- _SUPPLIED TEXT_
Pictures: Baby http://assets.babycenter.com/i/m/stages/popups/13/index.jpg
Heartbeat: http://www.topnews.in/healthcare/sites/default/files/heart_beat.jpg

Tuesday, January 12, 2010

12 weeks

Well, today is 12 weeks! I'm pretty excited. I feel like every week marks a little down -- lots more to go. I have one more week to be out of my first trimester, so I hope it gets better from here.

It's not that I don't enjoy being pregnant, but I don't enjoy being sick. I hardly ever get sick... and when I do, it's usually pretty bad. So now that I have morning sickness -- FOR REAL NOW -- I hate it. On one bad day, I called for the doctor to prescribe me something for it. I picked up the pills and popped one in my mouth. I immediately felt horrible about it. Brandon and I feel very strongly about researching everything that goes in my mouth/body and therefore into the baby. We feel like a natural, non-medicated birth is our first choice. So, if I can't even handle feeling bad now, what about when I am in labor? Ugh, I just felt horrible... mentally. Physically: SOOOOOO much better!! So, I decided that I at least had the pills if I needed them, but I would try to tough it all out.

I know that I don't have sickness like some people. But, I'll admit it, I am a pansy. So, a week later, and I have only taken one other pill (yesterday). I got sick after Subway (yuck) and strawberry jell-o. I took a pill, slept all afternoon, and had Brandon bring Taco Bell home for dinner -- which was AMAZING. It was amazing because I was feeling better... because of the pill.

So, I'm torn. Do I take the pill (which, after research, I know now has NOT been tested on pregnant women, but is prescribed to them often) and feel better and thus eat? Or... not take the pill, feel horrible, not eat, and be grumpy...... and very hungry?

Document layout detection data
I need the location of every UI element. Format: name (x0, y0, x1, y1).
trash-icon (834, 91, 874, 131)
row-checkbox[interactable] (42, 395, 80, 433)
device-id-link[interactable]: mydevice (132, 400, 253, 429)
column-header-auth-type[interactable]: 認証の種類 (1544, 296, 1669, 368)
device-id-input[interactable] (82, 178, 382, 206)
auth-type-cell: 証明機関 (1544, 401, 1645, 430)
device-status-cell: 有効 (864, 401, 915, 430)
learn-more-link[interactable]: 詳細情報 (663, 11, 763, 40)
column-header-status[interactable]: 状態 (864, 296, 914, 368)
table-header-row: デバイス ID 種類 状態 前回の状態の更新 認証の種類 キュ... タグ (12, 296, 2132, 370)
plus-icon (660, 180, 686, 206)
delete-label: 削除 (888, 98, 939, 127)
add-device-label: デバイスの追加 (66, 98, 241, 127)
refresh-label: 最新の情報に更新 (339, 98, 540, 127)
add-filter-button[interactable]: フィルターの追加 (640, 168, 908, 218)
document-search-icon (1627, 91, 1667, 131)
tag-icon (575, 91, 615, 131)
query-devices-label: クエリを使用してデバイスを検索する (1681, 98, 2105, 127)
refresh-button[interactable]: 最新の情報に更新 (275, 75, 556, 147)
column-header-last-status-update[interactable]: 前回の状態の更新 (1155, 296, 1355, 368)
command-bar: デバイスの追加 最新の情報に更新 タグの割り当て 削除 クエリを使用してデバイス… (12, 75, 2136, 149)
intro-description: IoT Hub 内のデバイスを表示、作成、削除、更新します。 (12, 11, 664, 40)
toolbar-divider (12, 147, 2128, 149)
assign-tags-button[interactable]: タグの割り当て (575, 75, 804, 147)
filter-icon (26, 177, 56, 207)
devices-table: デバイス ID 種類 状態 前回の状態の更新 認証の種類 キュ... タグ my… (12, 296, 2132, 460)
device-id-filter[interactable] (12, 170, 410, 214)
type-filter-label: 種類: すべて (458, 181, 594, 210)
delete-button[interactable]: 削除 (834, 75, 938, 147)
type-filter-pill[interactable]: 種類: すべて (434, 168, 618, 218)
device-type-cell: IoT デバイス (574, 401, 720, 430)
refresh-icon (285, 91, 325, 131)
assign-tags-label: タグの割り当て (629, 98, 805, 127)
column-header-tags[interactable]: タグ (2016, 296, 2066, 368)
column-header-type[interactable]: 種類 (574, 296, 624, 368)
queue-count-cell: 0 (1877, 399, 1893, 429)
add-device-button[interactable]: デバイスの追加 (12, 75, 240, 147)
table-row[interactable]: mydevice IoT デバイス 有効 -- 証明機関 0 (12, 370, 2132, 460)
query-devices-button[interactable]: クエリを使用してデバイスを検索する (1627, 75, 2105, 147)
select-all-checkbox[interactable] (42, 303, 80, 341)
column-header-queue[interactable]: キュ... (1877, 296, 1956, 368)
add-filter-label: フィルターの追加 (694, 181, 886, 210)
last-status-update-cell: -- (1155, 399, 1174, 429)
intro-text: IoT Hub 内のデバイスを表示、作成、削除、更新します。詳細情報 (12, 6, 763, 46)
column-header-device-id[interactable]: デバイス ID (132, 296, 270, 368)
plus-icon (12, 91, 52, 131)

- _THE PROBLEM_
Translate this sentence from the 12-weeks pregnancy post into Spanish: "We feel like a natural, non-medicated birth is our first choice."

- _RESULT OF THIS EXERCISE_
Sentimos que un parto natural y sin medicamentos es nuestra primera opción.